◆ Work to do ◆
Give the count of lines containing the string "Roja", with no other output.

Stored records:
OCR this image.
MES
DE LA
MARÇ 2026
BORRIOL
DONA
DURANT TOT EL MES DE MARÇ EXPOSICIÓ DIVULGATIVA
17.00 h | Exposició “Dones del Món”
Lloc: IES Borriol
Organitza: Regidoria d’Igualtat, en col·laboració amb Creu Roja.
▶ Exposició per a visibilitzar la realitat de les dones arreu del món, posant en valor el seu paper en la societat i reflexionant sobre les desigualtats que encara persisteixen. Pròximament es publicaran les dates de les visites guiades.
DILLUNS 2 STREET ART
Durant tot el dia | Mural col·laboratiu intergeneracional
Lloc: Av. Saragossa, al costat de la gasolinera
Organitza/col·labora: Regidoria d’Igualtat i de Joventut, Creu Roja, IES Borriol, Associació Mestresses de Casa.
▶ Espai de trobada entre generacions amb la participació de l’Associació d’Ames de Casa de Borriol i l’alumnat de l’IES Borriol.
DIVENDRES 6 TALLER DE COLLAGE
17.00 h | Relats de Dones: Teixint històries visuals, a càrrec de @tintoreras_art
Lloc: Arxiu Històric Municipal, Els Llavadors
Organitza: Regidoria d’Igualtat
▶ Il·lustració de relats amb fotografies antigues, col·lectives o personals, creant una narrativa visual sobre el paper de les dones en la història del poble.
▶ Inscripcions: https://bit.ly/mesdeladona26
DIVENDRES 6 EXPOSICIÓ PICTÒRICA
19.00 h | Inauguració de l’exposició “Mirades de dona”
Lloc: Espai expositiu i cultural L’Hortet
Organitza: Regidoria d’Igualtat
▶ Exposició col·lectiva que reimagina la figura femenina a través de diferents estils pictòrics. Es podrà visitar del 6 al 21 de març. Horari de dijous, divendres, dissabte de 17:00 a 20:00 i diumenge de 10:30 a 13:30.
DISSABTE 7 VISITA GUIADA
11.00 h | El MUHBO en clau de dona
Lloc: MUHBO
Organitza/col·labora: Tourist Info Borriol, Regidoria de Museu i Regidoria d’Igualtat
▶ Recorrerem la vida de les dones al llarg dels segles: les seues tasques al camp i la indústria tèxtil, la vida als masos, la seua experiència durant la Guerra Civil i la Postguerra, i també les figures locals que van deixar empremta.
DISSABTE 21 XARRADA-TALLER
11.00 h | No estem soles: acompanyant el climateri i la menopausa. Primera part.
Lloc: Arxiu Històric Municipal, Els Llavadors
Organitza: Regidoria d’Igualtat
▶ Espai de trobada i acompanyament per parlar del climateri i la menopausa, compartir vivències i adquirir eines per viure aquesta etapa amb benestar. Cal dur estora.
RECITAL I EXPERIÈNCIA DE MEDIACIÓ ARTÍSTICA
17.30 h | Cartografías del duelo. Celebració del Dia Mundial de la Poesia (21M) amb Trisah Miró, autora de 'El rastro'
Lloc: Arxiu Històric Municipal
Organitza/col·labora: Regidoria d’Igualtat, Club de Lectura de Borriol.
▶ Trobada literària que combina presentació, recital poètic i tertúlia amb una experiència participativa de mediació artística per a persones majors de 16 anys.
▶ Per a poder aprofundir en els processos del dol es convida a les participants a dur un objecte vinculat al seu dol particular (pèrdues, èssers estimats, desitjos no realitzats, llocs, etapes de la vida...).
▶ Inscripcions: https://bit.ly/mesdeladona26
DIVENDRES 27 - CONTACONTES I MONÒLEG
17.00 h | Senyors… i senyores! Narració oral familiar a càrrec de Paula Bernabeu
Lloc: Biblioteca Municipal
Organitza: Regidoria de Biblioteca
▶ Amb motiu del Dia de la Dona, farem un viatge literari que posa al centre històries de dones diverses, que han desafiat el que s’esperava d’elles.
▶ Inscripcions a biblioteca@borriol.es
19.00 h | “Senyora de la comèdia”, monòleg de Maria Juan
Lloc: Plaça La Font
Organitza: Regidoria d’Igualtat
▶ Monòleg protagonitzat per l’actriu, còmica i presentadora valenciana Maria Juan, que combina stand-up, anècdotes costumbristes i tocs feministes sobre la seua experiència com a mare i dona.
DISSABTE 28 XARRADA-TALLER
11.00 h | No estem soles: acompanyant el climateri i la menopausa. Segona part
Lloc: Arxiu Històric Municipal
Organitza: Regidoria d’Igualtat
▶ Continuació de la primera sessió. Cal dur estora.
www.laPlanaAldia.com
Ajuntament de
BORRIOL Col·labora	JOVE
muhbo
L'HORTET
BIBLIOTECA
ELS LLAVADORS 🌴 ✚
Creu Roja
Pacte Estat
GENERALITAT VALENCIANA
---
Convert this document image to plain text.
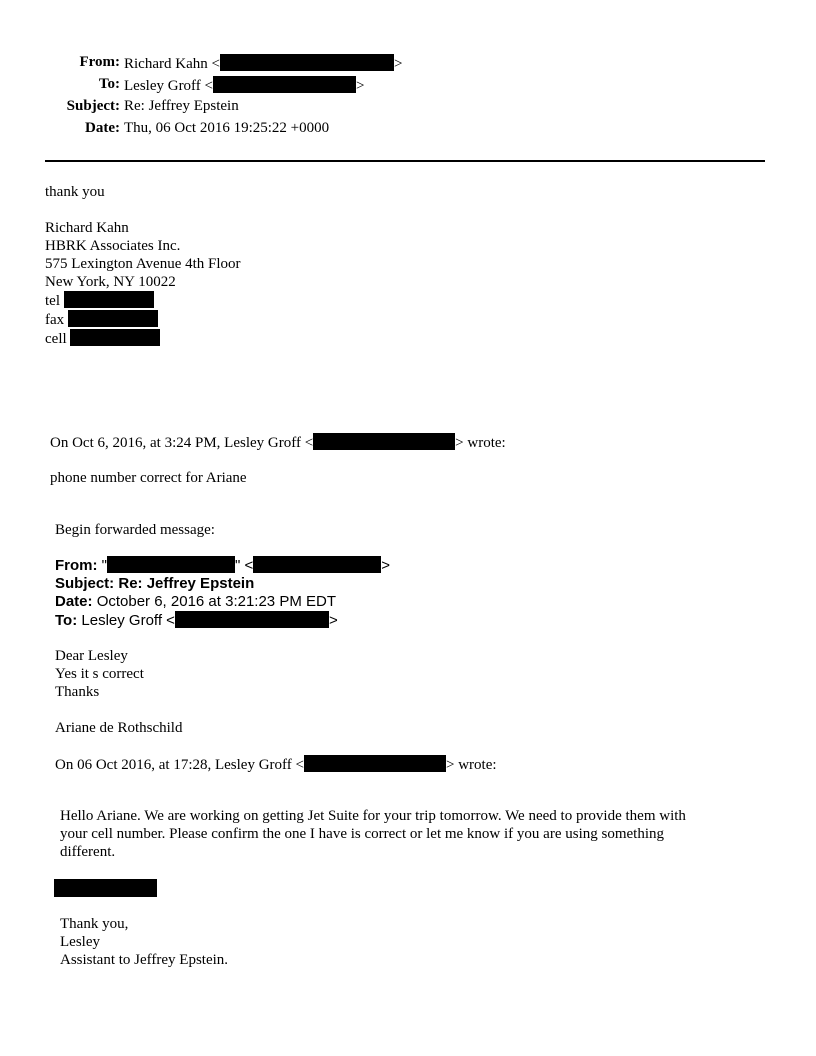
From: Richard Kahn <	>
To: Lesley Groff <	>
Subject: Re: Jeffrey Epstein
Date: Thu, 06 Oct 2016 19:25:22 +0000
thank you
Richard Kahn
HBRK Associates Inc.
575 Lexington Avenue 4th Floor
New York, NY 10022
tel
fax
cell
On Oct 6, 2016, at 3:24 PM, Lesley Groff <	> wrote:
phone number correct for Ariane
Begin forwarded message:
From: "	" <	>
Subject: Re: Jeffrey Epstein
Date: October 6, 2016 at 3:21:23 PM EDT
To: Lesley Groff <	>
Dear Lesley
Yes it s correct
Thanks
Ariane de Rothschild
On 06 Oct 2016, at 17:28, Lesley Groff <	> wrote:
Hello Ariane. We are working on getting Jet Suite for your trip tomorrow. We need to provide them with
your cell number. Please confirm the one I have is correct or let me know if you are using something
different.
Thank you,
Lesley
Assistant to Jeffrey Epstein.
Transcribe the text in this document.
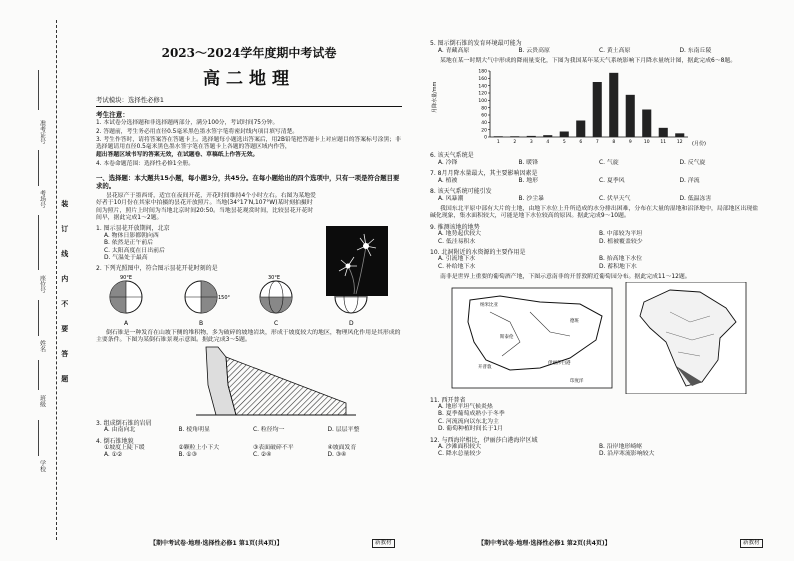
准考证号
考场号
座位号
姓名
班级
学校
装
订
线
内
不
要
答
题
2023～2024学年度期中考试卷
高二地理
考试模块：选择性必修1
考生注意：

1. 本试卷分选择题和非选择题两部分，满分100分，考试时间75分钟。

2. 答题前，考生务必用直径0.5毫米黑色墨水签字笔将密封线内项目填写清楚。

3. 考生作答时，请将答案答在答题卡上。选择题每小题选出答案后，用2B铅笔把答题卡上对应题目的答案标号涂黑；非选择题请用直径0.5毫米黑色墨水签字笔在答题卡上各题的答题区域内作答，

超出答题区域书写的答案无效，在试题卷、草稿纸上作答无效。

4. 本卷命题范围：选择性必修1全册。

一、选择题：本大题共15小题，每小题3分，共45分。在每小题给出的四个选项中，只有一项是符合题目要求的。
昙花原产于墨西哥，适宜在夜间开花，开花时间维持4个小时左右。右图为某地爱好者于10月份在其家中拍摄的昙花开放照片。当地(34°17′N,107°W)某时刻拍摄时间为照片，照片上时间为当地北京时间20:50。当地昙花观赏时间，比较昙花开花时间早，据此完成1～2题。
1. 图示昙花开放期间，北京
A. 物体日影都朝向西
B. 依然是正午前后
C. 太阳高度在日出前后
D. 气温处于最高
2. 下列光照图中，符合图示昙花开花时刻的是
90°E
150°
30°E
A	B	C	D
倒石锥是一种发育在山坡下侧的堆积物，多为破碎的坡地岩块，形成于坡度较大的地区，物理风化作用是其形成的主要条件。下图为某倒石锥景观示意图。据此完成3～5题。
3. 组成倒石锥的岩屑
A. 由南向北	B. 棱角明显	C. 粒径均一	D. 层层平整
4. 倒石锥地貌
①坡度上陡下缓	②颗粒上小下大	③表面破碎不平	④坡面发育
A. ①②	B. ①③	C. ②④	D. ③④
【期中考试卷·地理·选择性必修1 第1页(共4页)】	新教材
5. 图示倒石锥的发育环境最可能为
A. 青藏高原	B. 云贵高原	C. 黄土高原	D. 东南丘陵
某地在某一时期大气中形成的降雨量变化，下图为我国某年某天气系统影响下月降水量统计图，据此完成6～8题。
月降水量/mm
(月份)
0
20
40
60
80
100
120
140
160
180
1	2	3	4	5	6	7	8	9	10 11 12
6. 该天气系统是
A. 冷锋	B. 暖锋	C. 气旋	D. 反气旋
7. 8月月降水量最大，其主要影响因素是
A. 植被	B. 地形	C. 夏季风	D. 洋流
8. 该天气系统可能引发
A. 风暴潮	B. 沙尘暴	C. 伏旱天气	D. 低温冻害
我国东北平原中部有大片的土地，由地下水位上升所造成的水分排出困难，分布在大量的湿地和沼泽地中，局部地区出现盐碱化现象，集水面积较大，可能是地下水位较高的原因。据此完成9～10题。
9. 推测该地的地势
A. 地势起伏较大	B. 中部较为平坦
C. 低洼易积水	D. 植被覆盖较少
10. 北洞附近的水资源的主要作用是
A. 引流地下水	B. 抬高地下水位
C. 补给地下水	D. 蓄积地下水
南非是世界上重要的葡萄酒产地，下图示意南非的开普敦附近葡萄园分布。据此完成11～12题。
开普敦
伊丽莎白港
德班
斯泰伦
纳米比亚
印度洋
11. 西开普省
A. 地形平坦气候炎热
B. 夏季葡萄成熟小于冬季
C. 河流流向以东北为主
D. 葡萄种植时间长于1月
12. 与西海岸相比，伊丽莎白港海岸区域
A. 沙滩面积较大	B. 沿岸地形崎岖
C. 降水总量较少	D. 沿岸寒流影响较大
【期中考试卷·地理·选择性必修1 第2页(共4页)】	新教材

◆ Reply to the exercise ◆
3